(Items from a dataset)
________________________________________

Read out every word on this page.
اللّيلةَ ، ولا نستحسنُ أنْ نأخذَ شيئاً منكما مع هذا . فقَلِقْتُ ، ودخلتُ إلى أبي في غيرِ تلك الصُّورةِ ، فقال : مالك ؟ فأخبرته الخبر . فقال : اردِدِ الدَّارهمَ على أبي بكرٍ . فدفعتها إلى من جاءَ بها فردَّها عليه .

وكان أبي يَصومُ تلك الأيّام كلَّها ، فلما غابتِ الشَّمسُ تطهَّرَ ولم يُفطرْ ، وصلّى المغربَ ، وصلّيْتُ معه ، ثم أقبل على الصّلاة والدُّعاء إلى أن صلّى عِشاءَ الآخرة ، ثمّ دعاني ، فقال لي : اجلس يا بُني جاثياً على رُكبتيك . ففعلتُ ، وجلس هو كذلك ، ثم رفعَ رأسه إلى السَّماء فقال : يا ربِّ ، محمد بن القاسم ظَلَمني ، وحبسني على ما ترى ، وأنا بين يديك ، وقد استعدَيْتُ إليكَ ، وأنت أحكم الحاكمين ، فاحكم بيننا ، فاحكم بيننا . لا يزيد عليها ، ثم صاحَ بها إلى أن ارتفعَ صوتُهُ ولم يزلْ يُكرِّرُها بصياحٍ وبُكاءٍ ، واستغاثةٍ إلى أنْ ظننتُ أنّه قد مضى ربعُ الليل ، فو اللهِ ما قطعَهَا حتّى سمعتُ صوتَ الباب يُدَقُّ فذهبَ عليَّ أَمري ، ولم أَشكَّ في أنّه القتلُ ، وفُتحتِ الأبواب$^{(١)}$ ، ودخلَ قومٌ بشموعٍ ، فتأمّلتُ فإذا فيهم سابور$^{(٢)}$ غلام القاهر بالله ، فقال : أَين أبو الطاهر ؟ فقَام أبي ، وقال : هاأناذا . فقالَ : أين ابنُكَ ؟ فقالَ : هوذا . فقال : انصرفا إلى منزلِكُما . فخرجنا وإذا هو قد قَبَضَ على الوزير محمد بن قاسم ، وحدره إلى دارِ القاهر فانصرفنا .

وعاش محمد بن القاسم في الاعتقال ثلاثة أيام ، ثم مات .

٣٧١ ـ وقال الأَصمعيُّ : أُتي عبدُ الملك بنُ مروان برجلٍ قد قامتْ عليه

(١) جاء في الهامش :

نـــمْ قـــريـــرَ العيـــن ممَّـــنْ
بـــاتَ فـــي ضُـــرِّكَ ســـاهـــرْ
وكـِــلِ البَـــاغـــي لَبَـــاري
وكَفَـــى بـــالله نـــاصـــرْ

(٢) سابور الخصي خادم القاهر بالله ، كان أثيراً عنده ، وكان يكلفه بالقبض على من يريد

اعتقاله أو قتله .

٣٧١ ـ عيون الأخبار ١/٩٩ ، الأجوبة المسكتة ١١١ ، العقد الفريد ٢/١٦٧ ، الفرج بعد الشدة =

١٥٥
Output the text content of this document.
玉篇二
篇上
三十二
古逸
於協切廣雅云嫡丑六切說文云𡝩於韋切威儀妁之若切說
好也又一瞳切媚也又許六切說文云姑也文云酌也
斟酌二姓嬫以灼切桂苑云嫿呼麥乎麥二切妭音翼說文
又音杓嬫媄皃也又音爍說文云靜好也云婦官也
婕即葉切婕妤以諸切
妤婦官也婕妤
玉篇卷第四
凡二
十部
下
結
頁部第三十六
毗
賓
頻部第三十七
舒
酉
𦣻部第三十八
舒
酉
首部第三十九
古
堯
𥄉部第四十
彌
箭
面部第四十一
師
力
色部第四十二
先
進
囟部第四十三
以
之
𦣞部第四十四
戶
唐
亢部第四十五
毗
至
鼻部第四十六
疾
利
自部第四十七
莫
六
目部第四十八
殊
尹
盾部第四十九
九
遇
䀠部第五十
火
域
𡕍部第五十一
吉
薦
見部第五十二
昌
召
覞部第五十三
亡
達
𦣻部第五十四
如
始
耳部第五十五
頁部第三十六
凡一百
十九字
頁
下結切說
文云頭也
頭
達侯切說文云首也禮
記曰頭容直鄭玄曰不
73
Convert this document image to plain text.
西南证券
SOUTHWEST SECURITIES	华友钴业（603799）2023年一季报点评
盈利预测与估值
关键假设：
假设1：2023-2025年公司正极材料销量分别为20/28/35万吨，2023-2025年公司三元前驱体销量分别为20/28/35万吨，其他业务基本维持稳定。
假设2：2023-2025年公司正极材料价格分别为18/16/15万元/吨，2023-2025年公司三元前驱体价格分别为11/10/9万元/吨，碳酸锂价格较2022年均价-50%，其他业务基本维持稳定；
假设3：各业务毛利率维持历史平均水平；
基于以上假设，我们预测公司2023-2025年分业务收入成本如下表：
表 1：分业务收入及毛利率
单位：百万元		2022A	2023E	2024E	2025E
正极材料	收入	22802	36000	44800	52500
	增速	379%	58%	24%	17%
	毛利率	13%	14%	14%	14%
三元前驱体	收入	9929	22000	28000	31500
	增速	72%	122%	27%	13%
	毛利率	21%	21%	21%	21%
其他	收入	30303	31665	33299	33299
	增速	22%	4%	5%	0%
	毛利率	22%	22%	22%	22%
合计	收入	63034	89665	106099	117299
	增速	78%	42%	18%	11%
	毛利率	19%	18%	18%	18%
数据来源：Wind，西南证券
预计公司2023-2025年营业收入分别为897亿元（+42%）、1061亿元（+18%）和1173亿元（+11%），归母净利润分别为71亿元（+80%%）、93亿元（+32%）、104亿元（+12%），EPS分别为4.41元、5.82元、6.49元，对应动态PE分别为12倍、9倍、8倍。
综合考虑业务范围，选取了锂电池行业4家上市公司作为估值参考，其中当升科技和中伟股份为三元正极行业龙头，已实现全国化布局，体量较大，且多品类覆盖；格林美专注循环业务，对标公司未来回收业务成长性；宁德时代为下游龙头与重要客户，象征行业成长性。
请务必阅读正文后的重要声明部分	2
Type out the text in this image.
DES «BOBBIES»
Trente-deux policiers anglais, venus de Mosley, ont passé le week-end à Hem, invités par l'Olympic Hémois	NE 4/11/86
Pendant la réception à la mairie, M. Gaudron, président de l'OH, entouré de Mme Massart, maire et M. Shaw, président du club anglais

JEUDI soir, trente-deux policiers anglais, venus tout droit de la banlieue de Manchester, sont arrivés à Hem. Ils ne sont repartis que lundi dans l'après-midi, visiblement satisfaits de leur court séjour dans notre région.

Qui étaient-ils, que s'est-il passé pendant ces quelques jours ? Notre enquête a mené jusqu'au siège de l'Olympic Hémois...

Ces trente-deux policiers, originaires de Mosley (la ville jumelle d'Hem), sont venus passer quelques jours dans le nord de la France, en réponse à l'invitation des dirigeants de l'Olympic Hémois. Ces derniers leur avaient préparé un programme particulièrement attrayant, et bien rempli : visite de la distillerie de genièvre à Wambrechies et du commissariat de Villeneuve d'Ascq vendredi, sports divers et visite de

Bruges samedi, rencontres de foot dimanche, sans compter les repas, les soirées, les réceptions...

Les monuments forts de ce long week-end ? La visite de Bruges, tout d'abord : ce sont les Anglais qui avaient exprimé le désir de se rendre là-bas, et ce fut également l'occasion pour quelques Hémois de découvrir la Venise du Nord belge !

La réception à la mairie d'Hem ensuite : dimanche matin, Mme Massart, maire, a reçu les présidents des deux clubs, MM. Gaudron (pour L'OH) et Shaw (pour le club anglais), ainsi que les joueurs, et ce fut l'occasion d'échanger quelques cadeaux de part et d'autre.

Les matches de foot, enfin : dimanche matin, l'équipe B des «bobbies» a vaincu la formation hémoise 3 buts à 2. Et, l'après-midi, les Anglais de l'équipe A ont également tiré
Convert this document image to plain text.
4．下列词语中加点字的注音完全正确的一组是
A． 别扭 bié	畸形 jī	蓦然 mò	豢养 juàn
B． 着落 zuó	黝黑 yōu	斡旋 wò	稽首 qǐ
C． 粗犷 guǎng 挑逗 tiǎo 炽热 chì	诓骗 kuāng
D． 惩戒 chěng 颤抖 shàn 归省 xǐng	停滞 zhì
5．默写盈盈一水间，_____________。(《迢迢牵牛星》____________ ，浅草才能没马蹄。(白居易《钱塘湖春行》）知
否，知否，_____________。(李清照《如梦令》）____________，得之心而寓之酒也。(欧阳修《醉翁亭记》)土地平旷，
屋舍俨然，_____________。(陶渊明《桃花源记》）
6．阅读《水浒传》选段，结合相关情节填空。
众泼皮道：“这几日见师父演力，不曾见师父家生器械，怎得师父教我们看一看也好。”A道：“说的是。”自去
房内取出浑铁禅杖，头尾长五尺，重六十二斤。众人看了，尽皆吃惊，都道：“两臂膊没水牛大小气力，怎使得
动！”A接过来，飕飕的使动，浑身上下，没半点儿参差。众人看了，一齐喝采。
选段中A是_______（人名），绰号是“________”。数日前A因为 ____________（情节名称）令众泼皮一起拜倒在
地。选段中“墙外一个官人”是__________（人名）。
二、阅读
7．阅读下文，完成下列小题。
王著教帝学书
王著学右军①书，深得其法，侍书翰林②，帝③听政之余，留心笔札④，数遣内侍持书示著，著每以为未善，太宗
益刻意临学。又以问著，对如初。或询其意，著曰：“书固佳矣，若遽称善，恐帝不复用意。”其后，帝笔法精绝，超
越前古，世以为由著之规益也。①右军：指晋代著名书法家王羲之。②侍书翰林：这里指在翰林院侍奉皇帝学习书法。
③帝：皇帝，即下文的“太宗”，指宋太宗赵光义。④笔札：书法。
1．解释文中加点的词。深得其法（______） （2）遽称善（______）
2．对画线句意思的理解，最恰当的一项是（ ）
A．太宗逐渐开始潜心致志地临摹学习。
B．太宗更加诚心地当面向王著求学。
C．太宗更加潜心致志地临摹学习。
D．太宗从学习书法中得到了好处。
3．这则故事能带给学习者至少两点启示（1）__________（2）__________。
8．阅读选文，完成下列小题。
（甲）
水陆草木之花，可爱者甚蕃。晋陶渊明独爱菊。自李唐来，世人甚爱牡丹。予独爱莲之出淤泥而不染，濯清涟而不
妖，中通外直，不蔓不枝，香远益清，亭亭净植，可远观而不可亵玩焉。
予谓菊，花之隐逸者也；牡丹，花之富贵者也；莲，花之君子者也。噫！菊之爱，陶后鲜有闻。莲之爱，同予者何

________________________________________

— Work instructions —
Choose all lines containing the string "maire" and copy them out.

— Output below —
Pendant la réception à la mairie, M. Gaudron, président de l'OH, entouré de Mme Massart, maire et M. Shaw, président du club anglais
La réception à la mairie d'Hem ensuite : dimanche matin, Mme Massart, maire, a reçu les présidents des deux clubs, MM. Gaudron (pour L'OH) et Shaw (pour le club anglais), ainsi que les joueurs, et ce fut l'occasion d'échanger quelques cadeaux de part et d'autre.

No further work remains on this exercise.